| REQUIRED WORK |
Quote the whole listing verbatim.

| RECORDED DATA |
┌──

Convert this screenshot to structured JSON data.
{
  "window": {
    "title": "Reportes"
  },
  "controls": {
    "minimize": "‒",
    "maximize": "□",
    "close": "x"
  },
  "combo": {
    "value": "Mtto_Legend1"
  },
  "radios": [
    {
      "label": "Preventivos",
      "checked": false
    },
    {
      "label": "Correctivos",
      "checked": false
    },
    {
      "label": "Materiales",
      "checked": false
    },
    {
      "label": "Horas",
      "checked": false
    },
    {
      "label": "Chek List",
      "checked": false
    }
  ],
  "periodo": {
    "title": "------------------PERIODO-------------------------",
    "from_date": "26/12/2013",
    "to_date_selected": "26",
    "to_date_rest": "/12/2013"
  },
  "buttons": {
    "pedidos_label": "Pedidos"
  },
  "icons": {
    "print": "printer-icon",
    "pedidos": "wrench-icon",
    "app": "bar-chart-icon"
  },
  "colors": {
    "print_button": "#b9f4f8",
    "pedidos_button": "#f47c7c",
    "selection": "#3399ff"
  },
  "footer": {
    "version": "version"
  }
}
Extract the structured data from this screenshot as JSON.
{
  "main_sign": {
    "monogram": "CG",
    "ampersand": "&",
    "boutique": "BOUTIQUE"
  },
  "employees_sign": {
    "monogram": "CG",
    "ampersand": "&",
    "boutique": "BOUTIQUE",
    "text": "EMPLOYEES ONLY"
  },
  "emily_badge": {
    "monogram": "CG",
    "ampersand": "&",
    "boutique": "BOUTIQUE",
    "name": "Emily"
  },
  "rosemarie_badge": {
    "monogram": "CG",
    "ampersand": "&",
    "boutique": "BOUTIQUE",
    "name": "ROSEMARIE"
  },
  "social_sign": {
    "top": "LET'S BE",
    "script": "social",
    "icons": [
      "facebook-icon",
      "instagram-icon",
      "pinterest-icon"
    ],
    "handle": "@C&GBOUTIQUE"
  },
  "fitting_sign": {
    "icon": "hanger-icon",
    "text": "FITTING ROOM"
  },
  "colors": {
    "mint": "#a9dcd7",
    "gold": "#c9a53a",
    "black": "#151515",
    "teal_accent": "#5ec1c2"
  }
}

└──

| SOLVED PROBLEM |
Convert this screenshot to structured JSON data.
{
  "window": {
    "title": "Reportes"
  },
  "controls": {
    "minimize": "‒",
    "maximize": "□",
    "close": "x"
  },
  "combo": {
    "value": "Mtto_Legend1"
  },
  "radios": [
    {
      "label": "Preventivos",
      "checked": false
    },
    {
      "label": "Correctivos",
      "checked": false
    },
    {
      "label": "Materiales",
      "checked": false
    },
    {
      "label": "Horas",
      "checked": false
    },
    {
      "label": "Chek List",
      "checked": false
    }
  ],
  "periodo": {
    "title": "------------------PERIODO-------------------------",
    "from_date": "26/12/2013",
    "to_date_selected": "26",
    "to_date_rest": "/12/2013"
  },
  "buttons": {
    "pedidos_label": "Pedidos"
  },
  "icons": {
    "print": "printer-icon",
    "pedidos": "wrench-icon",
    "app": "bar-chart-icon"
  },
  "colors": {
    "print_button": "#b9f4f8",
    "pedidos_button": "#f47c7c",
    "selection": "#3399ff"
  },
  "footer": {
    "version": "version"
  }
}
Extract the structured data from this screenshot as JSON.
{
  "main_sign": {
    "monogram": "CG",
    "ampersand": "&",
    "boutique": "BOUTIQUE"
  },
  "employees_sign": {
    "monogram": "CG",
    "ampersand": "&",
    "boutique": "BOUTIQUE",
    "text": "EMPLOYEES ONLY"
  },
  "emily_badge": {
    "monogram": "CG",
    "ampersand": "&",
    "boutique": "BOUTIQUE",
    "name": "Emily"
  },
  "rosemarie_badge": {
    "monogram": "CG",
    "ampersand": "&",
    "boutique": "BOUTIQUE",
    "name": "ROSEMARIE"
  },
  "social_sign": {
    "top": "LET'S BE",
    "script": "social",
    "icons": [
      "facebook-icon",
      "instagram-icon",
      "pinterest-icon"
    ],
    "handle": "@C&GBOUTIQUE"
  },
  "fitting_sign": {
    "icon": "hanger-icon",
    "text": "FITTING ROOM"
  },
  "colors": {
    "mint": "#a9dcd7",
    "gold": "#c9a53a",
    "black": "#151515",
    "teal_accent": "#5ec1c2"
  }
}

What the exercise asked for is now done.